__The task__.
Would you please state how many lines in the entries contain the word "structure"? Only the number should be given.

[Source records — start]

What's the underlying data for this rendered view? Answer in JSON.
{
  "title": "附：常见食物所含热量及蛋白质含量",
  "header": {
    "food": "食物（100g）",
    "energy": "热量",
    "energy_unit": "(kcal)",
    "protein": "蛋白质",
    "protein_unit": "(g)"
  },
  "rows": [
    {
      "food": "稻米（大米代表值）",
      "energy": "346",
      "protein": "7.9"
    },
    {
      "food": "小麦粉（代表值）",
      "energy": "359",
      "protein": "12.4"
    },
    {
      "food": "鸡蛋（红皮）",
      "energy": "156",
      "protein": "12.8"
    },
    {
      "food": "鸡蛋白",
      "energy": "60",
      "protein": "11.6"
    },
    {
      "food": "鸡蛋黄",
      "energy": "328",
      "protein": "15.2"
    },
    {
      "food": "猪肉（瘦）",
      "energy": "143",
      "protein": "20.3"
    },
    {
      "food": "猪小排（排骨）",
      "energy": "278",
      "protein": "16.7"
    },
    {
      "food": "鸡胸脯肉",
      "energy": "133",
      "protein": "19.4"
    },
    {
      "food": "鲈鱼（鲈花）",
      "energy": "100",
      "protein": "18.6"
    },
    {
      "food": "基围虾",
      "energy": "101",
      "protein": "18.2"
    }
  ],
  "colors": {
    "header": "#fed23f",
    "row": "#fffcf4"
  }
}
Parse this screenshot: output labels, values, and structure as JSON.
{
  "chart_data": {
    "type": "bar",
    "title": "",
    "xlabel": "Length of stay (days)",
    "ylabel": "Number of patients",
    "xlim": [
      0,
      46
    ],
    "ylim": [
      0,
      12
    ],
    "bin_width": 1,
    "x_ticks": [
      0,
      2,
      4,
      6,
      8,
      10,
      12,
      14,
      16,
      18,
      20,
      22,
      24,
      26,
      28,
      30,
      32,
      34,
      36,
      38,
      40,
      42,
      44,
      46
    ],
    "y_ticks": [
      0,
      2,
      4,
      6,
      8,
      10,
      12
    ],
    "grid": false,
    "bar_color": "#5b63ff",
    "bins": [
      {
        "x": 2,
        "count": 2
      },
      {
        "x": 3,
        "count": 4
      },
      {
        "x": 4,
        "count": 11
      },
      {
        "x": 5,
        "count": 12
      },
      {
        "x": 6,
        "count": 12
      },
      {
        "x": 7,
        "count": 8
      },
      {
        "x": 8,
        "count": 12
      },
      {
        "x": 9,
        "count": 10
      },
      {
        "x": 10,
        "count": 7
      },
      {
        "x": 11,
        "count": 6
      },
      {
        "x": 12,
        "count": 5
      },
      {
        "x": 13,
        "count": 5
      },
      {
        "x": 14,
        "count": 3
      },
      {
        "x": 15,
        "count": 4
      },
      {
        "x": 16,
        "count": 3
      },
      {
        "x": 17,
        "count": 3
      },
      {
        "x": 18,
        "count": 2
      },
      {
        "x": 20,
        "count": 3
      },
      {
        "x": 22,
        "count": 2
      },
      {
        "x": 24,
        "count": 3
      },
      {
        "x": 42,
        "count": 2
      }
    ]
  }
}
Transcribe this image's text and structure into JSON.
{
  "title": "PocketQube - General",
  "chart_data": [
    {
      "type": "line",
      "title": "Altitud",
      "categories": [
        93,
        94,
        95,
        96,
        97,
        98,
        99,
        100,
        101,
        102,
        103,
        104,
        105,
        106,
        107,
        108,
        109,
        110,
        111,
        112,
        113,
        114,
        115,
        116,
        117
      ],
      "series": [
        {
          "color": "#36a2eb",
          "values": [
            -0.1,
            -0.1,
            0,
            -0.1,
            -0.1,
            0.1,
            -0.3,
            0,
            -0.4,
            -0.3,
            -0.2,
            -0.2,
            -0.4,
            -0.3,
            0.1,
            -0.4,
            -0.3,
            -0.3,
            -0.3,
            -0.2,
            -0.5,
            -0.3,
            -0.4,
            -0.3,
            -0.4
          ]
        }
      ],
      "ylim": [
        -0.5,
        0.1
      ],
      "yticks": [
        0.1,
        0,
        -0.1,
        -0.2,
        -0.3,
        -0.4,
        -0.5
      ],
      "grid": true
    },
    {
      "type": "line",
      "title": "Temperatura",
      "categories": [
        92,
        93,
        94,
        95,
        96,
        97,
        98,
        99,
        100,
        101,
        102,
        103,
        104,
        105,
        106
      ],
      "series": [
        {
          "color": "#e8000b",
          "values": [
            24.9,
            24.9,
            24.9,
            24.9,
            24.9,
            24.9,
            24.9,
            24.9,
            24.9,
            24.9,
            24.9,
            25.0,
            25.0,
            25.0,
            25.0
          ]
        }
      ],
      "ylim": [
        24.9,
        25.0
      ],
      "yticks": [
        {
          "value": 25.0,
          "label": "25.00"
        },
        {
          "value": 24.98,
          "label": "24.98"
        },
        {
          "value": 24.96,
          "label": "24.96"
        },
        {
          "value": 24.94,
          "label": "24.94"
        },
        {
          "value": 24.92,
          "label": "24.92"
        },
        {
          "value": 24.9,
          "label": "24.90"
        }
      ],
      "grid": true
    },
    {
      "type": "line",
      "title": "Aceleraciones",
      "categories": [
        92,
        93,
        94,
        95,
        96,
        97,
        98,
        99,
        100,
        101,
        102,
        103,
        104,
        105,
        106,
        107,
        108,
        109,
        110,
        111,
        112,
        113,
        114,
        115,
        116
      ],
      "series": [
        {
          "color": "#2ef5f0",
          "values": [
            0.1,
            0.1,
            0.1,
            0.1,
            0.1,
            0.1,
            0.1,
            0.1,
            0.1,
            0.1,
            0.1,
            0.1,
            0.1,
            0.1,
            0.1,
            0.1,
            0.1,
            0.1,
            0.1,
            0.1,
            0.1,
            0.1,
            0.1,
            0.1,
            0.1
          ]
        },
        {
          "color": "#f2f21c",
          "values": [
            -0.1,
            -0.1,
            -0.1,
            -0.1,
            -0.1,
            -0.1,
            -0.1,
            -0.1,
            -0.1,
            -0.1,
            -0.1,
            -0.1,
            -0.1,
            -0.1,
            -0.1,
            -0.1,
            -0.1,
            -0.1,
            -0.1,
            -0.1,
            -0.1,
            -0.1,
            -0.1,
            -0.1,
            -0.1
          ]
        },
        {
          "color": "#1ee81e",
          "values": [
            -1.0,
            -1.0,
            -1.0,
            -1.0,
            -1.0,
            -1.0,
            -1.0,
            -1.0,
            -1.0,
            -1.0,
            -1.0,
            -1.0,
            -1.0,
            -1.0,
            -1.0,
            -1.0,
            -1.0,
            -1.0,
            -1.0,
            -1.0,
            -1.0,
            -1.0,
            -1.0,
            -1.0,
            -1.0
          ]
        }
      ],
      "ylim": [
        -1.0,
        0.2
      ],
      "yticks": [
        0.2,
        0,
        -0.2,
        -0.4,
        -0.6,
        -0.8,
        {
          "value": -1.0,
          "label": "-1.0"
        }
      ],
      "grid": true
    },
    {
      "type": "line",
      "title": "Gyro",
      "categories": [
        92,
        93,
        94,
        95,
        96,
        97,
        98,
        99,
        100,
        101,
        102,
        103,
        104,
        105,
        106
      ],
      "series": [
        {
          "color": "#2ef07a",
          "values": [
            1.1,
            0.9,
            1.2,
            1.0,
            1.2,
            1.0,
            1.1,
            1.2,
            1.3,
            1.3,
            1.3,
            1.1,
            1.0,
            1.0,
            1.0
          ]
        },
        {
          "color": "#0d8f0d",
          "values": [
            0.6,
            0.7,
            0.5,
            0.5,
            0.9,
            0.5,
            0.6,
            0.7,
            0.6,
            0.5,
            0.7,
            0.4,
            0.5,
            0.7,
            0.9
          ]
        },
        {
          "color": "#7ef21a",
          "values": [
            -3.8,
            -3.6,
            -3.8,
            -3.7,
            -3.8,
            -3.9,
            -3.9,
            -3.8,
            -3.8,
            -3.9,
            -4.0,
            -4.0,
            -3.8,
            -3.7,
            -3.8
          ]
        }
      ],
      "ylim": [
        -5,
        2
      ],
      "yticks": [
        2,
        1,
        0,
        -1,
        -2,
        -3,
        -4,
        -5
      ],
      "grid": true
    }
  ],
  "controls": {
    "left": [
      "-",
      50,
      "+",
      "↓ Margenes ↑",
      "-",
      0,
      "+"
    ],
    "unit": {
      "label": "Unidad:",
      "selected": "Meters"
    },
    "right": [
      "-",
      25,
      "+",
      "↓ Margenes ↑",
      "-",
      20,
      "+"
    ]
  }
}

[Source records — finish]

__Response below__.
2